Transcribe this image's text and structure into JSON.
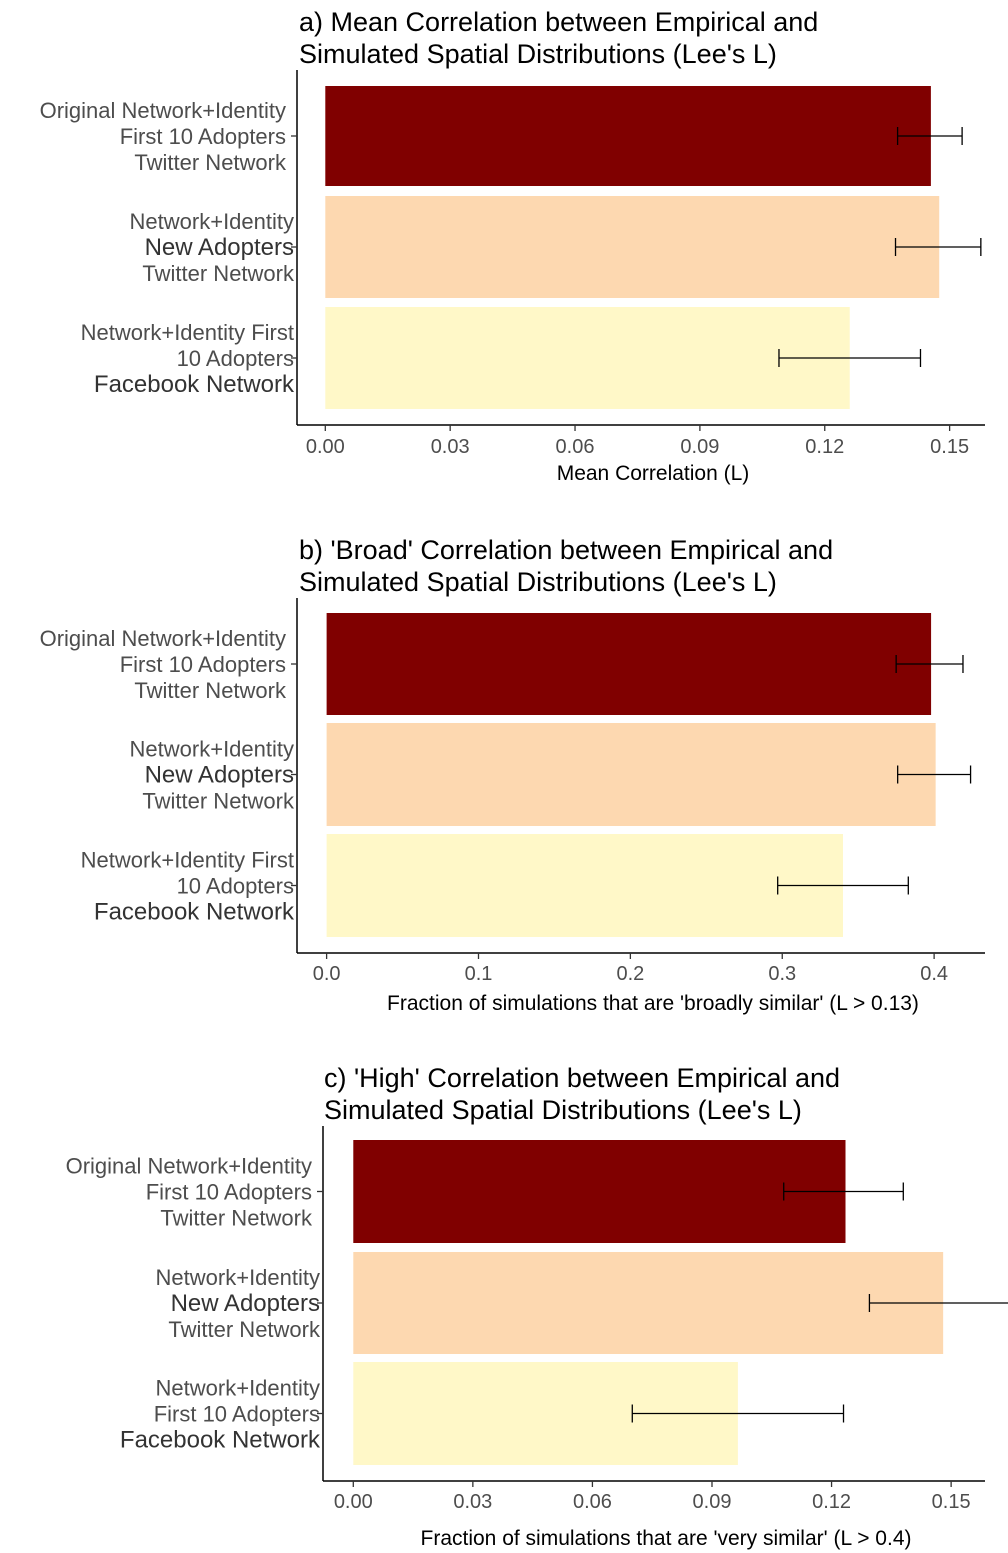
{
  "chart_data": [
    {
      "type": "bar",
      "orientation": "horizontal",
      "title": "a) Mean Correlation between Empirical and Simulated Spatial Distributions (Lee's L)",
      "title_lines": [
        "a) Mean Correlation between Empirical and",
        "Simulated Spatial Distributions (Lee's L)"
      ],
      "xlabel": "Mean Correlation (L)",
      "xlim": [
        -0.0068,
        0.1585
      ],
      "xticks": [
        "0.00",
        "0.03",
        "0.06",
        "0.09",
        "0.12",
        "0.15"
      ],
      "xtick_values": [
        0,
        0.03,
        0.06,
        0.09,
        0.12,
        0.15
      ],
      "categories": [
        {
          "lines": [
            "Original Network+Identity",
            "First 10 Adopters",
            "Twitter Network"
          ],
          "bold_line": -1
        },
        {
          "lines": [
            "Network+Identity",
            "New Adopters",
            "Twitter Network"
          ],
          "bold_line": 1
        },
        {
          "lines": [
            "Network+Identity First",
            "10 Adopters",
            "Facebook Network"
          ],
          "bold_line": 2
        }
      ],
      "values": [
        0.1455,
        0.1475,
        0.126
      ],
      "error_low": [
        0.1375,
        0.137,
        0.109
      ],
      "error_high": [
        0.153,
        0.1575,
        0.143
      ],
      "colors": [
        "#800000",
        "#fdd8b0",
        "#fff8c8"
      ],
      "grid": false,
      "legend": "none"
    },
    {
      "type": "bar",
      "orientation": "horizontal",
      "title": "b) 'Broad' Correlation between Empirical and Simulated Spatial Distributions (Lee's L)",
      "title_lines": [
        "b) 'Broad' Correlation between Empirical and",
        "Simulated Spatial Distributions (Lee's L)"
      ],
      "xlabel": "Fraction of simulations that are 'broadly similar' (L > 0.13)",
      "xlim": [
        -0.0195,
        0.4335
      ],
      "xticks": [
        "0.0",
        "0.1",
        "0.2",
        "0.3",
        "0.4"
      ],
      "xtick_values": [
        0,
        0.1,
        0.2,
        0.3,
        0.4
      ],
      "categories": [
        {
          "lines": [
            "Original Network+Identity",
            "First 10 Adopters",
            "Twitter Network"
          ],
          "bold_line": -1
        },
        {
          "lines": [
            "Network+Identity",
            "New Adopters",
            "Twitter Network"
          ],
          "bold_line": 1
        },
        {
          "lines": [
            "Network+Identity First",
            "10 Adopters",
            "Facebook Network"
          ],
          "bold_line": 2
        }
      ],
      "values": [
        0.398,
        0.401,
        0.34
      ],
      "error_low": [
        0.375,
        0.376,
        0.297
      ],
      "error_high": [
        0.419,
        0.424,
        0.383
      ],
      "colors": [
        "#800000",
        "#fdd8b0",
        "#fff8c8"
      ],
      "grid": false,
      "legend": "none"
    },
    {
      "type": "bar",
      "orientation": "horizontal",
      "title": "c) 'High' Correlation between Empirical and Simulated Spatial Distributions (Lee's L)",
      "title_lines": [
        "c) 'High' Correlation between Empirical and",
        "Simulated Spatial Distributions (Lee's L)"
      ],
      "xlabel": "Fraction of simulations that are 'very similar' (L > 0.4)",
      "xlim": [
        -0.0076,
        0.1585
      ],
      "xticks": [
        "0.00",
        "0.03",
        "0.06",
        "0.09",
        "0.12",
        "0.15"
      ],
      "xtick_values": [
        0,
        0.03,
        0.06,
        0.09,
        0.12,
        0.15
      ],
      "categories": [
        {
          "lines": [
            "Original Network+Identity",
            "First 10 Adopters",
            "Twitter Network"
          ],
          "bold_line": -1
        },
        {
          "lines": [
            "Network+Identity",
            "New Adopters",
            "Twitter Network"
          ],
          "bold_line": 1
        },
        {
          "lines": [
            "Network+Identity",
            "First 10 Adopters",
            "Facebook Network"
          ],
          "bold_line": 2
        }
      ],
      "values": [
        0.1235,
        0.148,
        0.0965
      ],
      "error_low": [
        0.108,
        0.1295,
        0.07
      ],
      "error_high": [
        0.138,
        0.1655,
        0.123
      ],
      "colors": [
        "#800000",
        "#fdd8b0",
        "#fff8c8"
      ],
      "grid": false,
      "legend": "none"
    }
  ]
}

**Exercise requirements**.
From the listing, extract all text exactly as given and drop any picture.

**Response to this task**.
Transcribe this image's text and structure into JSON.
{
  "chart_data": [
    {
      "type": "bar",
      "orientation": "horizontal",
      "title": "a) Mean Correlation between Empirical and Simulated Spatial Distributions (Lee's L)",
      "title_lines": [
        "a) Mean Correlation between Empirical and",
        "Simulated Spatial Distributions (Lee's L)"
      ],
      "xlabel": "Mean Correlation (L)",
      "xlim": [
        -0.0068,
        0.1585
      ],
      "xticks": [
        "0.00",
        "0.03",
        "0.06",
        "0.09",
        "0.12",
        "0.15"
      ],
      "xtick_values": [
        0,
        0.03,
        0.06,
        0.09,
        0.12,
        0.15
      ],
      "categories": [
        {
          "lines": [
            "Original Network+Identity",
            "First 10 Adopters",
            "Twitter Network"
          ],
          "bold_line": -1
        },
        {
          "lines": [
            "Network+Identity",
            "New Adopters",
            "Twitter Network"
          ],
          "bold_line": 1
        },
        {
          "lines": [
            "Network+Identity First",
            "10 Adopters",
            "Facebook Network"
          ],
          "bold_line": 2
        }
      ],
      "values": [
        0.1455,
        0.1475,
        0.126
      ],
      "error_low": [
        0.1375,
        0.137,
        0.109
      ],
      "error_high": [
        0.153,
        0.1575,
        0.143
      ],
      "colors": [
        "#800000",
        "#fdd8b0",
        "#fff8c8"
      ],
      "grid": false,
      "legend": "none"
    },
    {
      "type": "bar",
      "orientation": "horizontal",
      "title": "b) 'Broad' Correlation between Empirical and Simulated Spatial Distributions (Lee's L)",
      "title_lines": [
        "b) 'Broad' Correlation between Empirical and",
        "Simulated Spatial Distributions (Lee's L)"
      ],
      "xlabel": "Fraction of simulations that are 'broadly similar' (L > 0.13)",
      "xlim": [
        -0.0195,
        0.4335
      ],
      "xticks": [
        "0.0",
        "0.1",
        "0.2",
        "0.3",
        "0.4"
      ],
      "xtick_values": [
        0,
        0.1,
        0.2,
        0.3,
        0.4
      ],
      "categories": [
        {
          "lines": [
            "Original Network+Identity",
            "First 10 Adopters",
            "Twitter Network"
          ],
          "bold_line": -1
        },
        {
          "lines": [
            "Network+Identity",
            "New Adopters",
            "Twitter Network"
          ],
          "bold_line": 1
        },
        {
          "lines": [
            "Network+Identity First",
            "10 Adopters",
            "Facebook Network"
          ],
          "bold_line": 2
        }
      ],
      "values": [
        0.398,
        0.401,
        0.34
      ],
      "error_low": [
        0.375,
        0.376,
        0.297
      ],
      "error_high": [
        0.419,
        0.424,
        0.383
      ],
      "colors": [
        "#800000",
        "#fdd8b0",
        "#fff8c8"
      ],
      "grid": false,
      "legend": "none"
    },
    {
      "type": "bar",
      "orientation": "horizontal",
      "title": "c) 'High' Correlation between Empirical and Simulated Spatial Distributions (Lee's L)",
      "title_lines": [
        "c) 'High' Correlation between Empirical and",
        "Simulated Spatial Distributions (Lee's L)"
      ],
      "xlabel": "Fraction of simulations that are 'very similar' (L > 0.4)",
      "xlim": [
        -0.0076,
        0.1585
      ],
      "xticks": [
        "0.00",
        "0.03",
        "0.06",
        "0.09",
        "0.12",
        "0.15"
      ],
      "xtick_values": [
        0,
        0.03,
        0.06,
        0.09,
        0.12,
        0.15
      ],
      "categories": [
        {
          "lines": [
            "Original Network+Identity",
            "First 10 Adopters",
            "Twitter Network"
          ],
          "bold_line": -1
        },
        {
          "lines": [
            "Network+Identity",
            "New Adopters",
            "Twitter Network"
          ],
          "bold_line": 1
        },
        {
          "lines": [
            "Network+Identity",
            "First 10 Adopters",
            "Facebook Network"
          ],
          "bold_line": 2
        }
      ],
      "values": [
        0.1235,
        0.148,
        0.0965
      ],
      "error_low": [
        0.108,
        0.1295,
        0.07
      ],
      "error_high": [
        0.138,
        0.1655,
        0.123
      ],
      "colors": [
        "#800000",
        "#fdd8b0",
        "#fff8c8"
      ],
      "grid": false,
      "legend": "none"
    }
  ]
}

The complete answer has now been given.